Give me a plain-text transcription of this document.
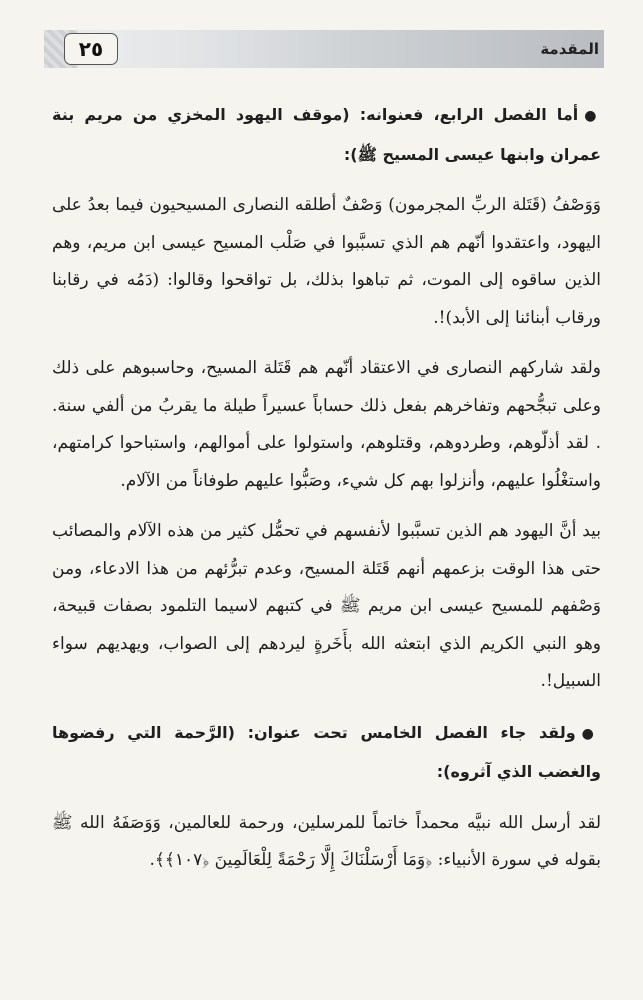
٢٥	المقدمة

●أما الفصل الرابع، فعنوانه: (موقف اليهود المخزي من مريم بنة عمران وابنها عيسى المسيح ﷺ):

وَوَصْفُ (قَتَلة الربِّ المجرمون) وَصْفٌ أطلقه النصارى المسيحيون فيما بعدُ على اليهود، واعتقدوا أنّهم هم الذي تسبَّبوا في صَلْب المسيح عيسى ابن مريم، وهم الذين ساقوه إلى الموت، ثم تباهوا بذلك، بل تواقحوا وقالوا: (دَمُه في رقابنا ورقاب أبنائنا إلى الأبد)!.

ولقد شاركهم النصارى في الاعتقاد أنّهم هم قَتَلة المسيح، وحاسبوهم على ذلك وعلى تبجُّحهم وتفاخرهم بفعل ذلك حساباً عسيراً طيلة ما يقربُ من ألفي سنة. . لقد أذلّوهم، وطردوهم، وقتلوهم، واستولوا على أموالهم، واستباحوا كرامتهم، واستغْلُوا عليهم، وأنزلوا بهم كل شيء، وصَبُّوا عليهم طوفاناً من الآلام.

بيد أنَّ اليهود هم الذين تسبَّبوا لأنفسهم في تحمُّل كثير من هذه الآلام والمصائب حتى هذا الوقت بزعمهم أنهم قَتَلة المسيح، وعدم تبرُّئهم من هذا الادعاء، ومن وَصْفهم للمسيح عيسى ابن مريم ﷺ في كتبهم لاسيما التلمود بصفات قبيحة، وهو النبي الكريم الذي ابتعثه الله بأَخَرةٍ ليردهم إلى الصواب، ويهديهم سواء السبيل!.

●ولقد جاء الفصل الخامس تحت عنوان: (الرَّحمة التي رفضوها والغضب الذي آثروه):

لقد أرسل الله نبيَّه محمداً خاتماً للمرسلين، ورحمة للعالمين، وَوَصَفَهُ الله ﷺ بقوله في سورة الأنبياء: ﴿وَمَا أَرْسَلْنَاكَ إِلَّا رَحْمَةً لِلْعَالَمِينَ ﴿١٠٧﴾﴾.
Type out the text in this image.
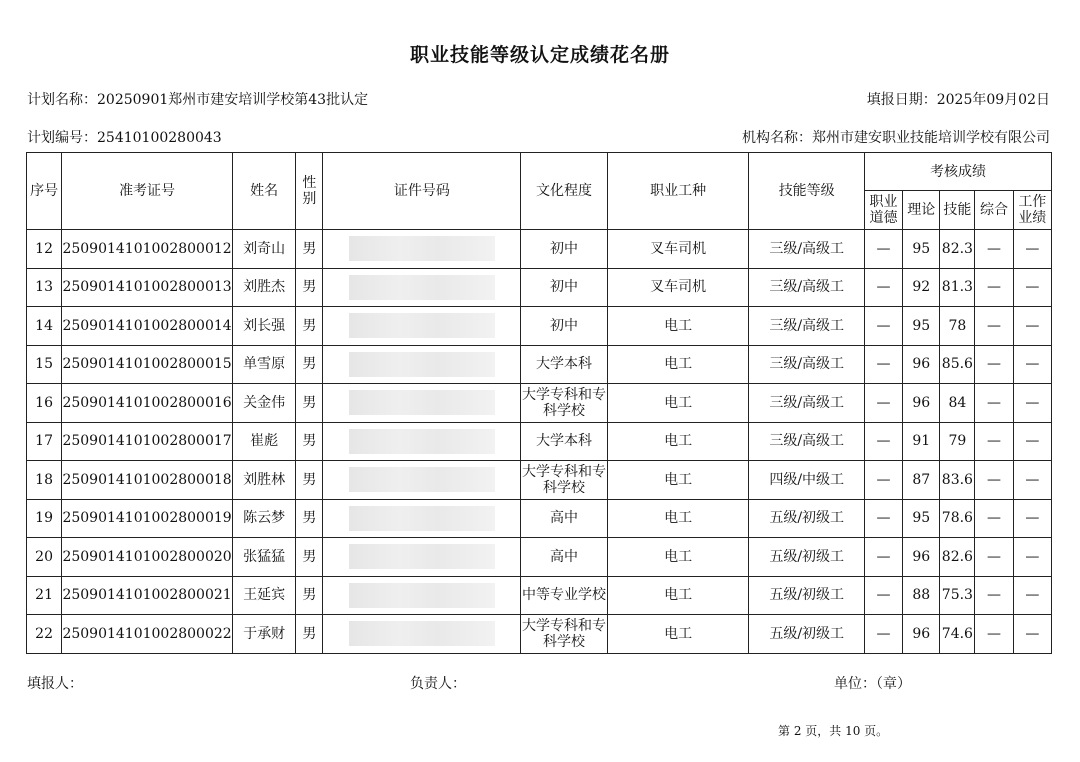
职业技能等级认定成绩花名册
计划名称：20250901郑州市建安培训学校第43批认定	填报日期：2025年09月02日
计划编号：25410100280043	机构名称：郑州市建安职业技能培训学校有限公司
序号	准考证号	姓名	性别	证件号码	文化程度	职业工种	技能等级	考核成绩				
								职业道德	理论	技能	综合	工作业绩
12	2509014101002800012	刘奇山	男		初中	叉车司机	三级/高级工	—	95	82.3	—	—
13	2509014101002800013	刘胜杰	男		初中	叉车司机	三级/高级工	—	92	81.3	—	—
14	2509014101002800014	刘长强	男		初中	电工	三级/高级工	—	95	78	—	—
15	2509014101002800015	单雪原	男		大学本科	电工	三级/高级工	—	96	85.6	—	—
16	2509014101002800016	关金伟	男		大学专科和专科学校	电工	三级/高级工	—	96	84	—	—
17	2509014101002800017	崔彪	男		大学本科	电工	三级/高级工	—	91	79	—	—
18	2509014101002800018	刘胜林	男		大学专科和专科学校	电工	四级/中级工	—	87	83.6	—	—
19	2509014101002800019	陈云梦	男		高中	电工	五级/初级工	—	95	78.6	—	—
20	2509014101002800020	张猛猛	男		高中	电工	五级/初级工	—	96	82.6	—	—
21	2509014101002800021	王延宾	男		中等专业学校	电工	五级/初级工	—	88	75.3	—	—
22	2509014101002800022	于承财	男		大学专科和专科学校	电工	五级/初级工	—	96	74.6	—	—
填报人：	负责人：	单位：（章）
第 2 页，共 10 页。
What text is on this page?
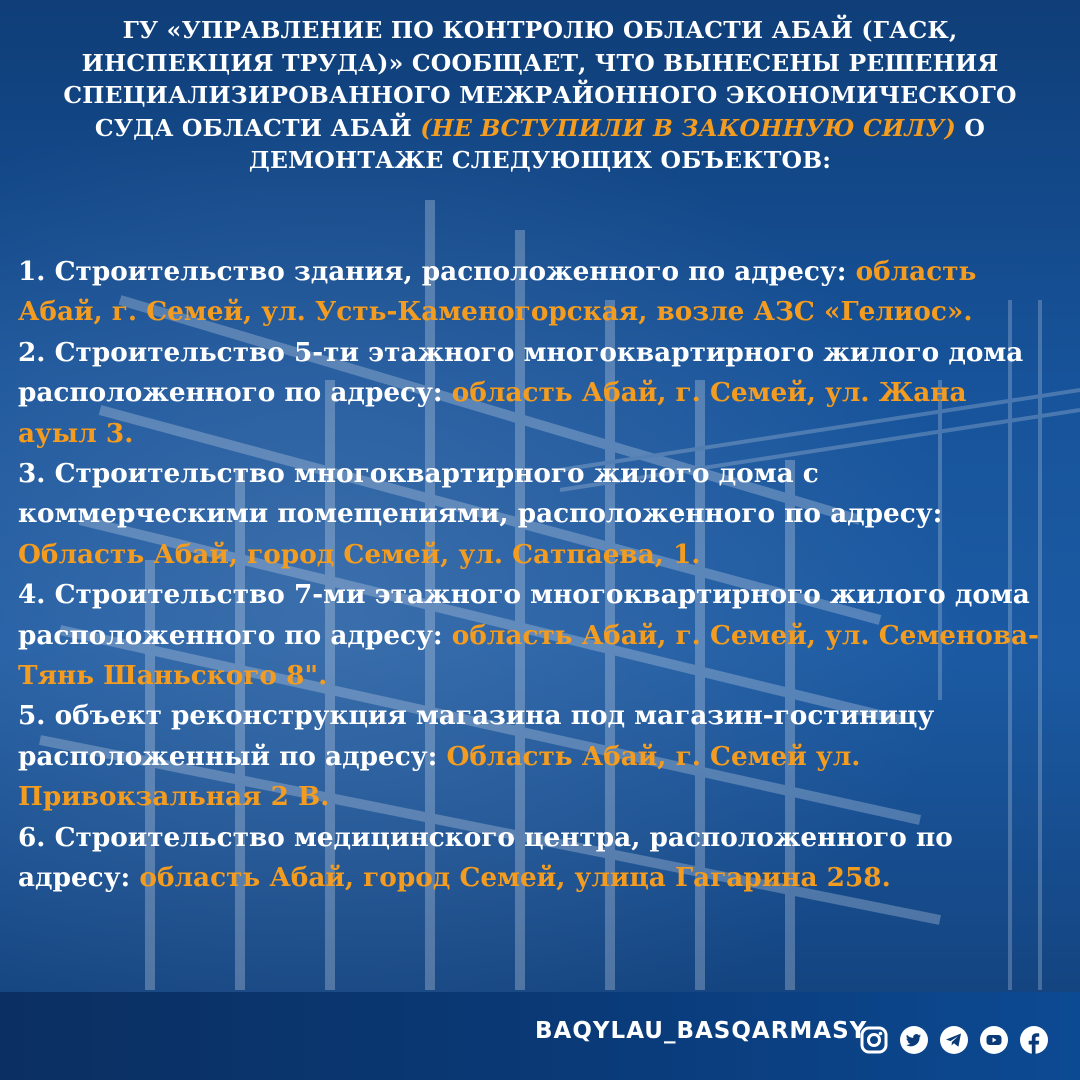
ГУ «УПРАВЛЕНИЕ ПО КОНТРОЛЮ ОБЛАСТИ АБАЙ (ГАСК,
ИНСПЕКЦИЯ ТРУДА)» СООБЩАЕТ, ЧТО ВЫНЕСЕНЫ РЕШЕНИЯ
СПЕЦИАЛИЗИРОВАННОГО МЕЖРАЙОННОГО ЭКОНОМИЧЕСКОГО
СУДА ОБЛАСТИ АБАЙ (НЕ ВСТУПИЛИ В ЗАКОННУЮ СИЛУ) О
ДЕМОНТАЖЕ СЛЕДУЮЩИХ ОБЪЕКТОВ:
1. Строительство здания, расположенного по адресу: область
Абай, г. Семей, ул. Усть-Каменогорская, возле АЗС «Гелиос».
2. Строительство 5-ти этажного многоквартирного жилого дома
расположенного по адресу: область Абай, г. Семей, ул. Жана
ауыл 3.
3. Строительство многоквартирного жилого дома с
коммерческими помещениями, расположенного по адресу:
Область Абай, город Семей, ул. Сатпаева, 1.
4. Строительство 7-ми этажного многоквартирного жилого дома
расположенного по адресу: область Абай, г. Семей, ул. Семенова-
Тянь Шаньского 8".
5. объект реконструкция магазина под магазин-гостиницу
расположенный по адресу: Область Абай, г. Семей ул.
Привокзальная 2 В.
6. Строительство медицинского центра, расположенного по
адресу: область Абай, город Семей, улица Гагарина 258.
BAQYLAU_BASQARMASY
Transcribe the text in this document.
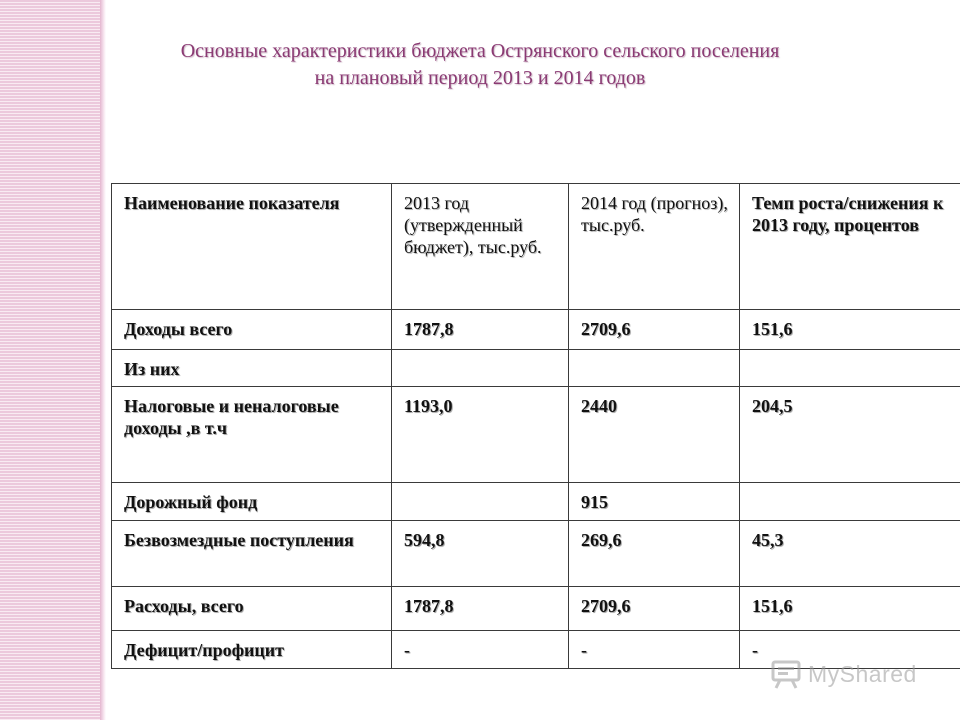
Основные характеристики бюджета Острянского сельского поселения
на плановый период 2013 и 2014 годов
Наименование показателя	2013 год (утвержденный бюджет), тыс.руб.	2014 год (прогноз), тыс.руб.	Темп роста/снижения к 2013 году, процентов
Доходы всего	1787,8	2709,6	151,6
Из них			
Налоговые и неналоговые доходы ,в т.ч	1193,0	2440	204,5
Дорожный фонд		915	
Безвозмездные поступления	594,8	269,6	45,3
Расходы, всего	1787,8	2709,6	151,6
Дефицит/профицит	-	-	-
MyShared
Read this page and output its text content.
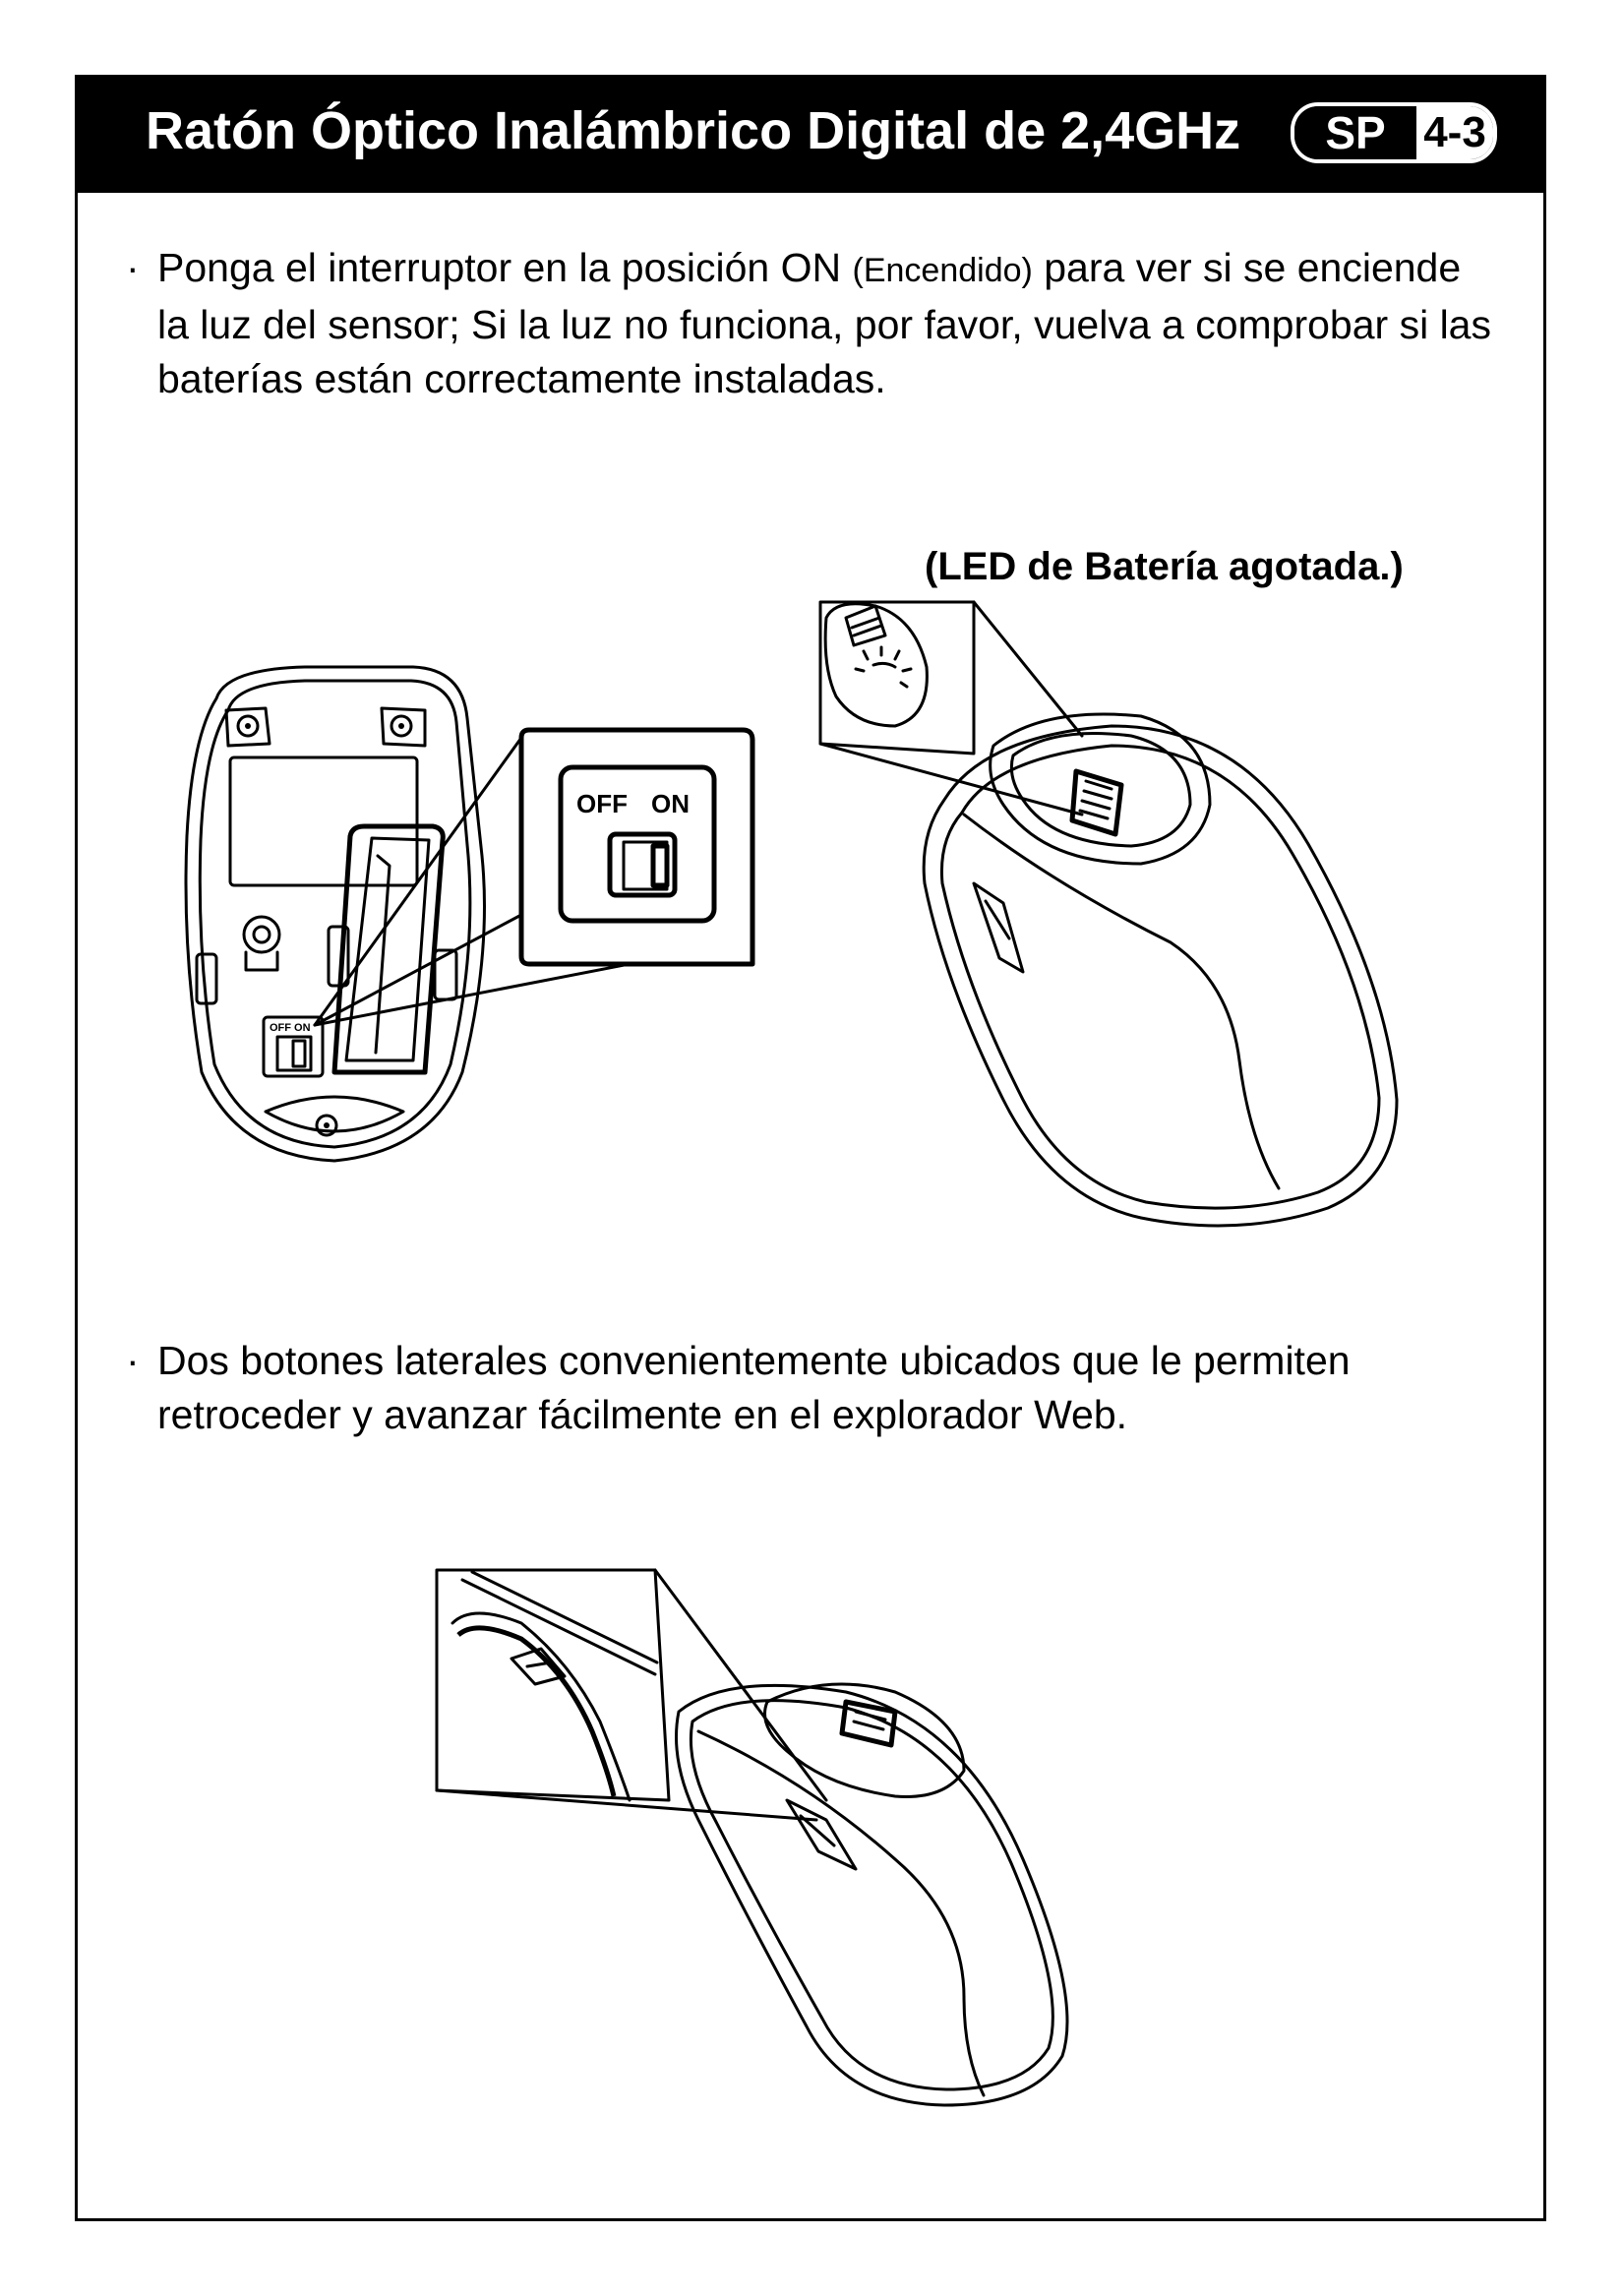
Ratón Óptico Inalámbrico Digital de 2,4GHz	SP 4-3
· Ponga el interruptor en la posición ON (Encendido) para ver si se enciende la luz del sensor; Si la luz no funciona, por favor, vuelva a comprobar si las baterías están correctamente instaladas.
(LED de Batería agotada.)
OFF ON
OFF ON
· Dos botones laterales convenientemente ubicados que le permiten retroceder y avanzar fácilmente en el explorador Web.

## PROBLEM TO WORK ON
Filter the entries and copy out every line with the word "document".

## EXERCISE RESPONSE
Give me a plain-text transcription of this document.
Transcribe the text in this document.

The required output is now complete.